Gather each line of the records where "Vater" appears.
------------------------
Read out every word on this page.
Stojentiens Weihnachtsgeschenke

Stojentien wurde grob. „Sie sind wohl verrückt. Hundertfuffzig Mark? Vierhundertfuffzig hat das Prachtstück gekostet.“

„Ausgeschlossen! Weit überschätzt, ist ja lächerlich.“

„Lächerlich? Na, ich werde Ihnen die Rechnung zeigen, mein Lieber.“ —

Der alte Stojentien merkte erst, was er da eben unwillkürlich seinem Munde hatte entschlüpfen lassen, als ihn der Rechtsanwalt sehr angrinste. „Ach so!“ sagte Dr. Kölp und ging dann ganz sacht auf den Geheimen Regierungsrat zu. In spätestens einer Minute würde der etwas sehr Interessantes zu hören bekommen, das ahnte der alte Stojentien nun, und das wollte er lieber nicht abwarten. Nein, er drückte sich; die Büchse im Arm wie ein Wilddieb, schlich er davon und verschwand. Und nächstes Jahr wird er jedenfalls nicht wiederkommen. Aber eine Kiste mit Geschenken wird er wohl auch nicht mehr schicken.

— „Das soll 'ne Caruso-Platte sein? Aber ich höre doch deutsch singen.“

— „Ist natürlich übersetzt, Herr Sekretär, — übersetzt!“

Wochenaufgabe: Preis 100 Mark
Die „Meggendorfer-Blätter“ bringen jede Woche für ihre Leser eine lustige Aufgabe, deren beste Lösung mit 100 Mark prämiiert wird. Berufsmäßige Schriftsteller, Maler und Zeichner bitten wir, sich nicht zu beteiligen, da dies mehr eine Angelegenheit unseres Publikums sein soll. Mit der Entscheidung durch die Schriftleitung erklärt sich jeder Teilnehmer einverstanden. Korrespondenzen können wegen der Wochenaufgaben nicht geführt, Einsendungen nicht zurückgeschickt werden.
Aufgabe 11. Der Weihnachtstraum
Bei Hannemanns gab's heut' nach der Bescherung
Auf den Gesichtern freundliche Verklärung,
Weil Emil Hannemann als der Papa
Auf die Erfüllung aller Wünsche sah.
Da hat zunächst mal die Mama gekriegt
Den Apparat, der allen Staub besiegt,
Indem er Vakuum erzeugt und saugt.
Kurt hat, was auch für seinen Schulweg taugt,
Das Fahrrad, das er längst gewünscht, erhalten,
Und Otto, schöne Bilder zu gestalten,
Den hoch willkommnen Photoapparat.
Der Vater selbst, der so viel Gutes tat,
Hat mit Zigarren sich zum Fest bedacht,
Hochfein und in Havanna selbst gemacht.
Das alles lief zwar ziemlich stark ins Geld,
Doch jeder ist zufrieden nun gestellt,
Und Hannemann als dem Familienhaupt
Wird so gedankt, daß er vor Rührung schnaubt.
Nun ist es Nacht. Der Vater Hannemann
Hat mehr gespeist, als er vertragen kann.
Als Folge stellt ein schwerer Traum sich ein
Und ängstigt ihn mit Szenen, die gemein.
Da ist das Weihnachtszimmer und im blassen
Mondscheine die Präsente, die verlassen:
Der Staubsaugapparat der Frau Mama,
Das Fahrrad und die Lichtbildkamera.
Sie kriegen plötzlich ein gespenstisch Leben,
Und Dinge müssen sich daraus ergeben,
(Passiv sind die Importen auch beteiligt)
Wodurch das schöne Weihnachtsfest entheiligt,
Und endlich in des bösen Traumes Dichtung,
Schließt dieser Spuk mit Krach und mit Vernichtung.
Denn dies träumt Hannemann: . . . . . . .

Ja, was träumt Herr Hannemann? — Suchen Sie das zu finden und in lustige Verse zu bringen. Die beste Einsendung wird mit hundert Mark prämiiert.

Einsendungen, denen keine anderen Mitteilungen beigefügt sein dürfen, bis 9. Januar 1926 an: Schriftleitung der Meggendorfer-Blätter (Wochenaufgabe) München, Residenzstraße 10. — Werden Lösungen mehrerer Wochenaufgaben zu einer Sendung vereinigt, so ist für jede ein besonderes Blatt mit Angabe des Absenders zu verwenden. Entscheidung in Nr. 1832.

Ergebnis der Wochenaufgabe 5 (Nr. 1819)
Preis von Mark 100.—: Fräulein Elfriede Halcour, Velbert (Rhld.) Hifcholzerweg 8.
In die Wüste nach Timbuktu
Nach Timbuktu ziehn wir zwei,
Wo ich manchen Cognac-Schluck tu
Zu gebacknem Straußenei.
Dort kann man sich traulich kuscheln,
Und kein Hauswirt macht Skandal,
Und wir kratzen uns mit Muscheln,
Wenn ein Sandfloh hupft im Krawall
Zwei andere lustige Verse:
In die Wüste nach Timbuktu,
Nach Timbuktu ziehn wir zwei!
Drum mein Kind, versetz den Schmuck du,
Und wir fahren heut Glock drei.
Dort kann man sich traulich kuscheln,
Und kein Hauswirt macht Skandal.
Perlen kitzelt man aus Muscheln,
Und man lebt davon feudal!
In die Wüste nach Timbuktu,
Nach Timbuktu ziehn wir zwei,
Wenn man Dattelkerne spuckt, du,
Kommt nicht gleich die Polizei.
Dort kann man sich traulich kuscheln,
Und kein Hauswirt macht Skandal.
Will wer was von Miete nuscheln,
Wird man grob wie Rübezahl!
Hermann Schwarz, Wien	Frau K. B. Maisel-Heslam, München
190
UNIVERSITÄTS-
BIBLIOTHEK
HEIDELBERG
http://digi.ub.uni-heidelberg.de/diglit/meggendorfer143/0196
------------------------
**COMPLETED TASK**.
Der Vater selbst, der so viel Gutes tat,
Nun ist es Nacht. Der Vater Hannemann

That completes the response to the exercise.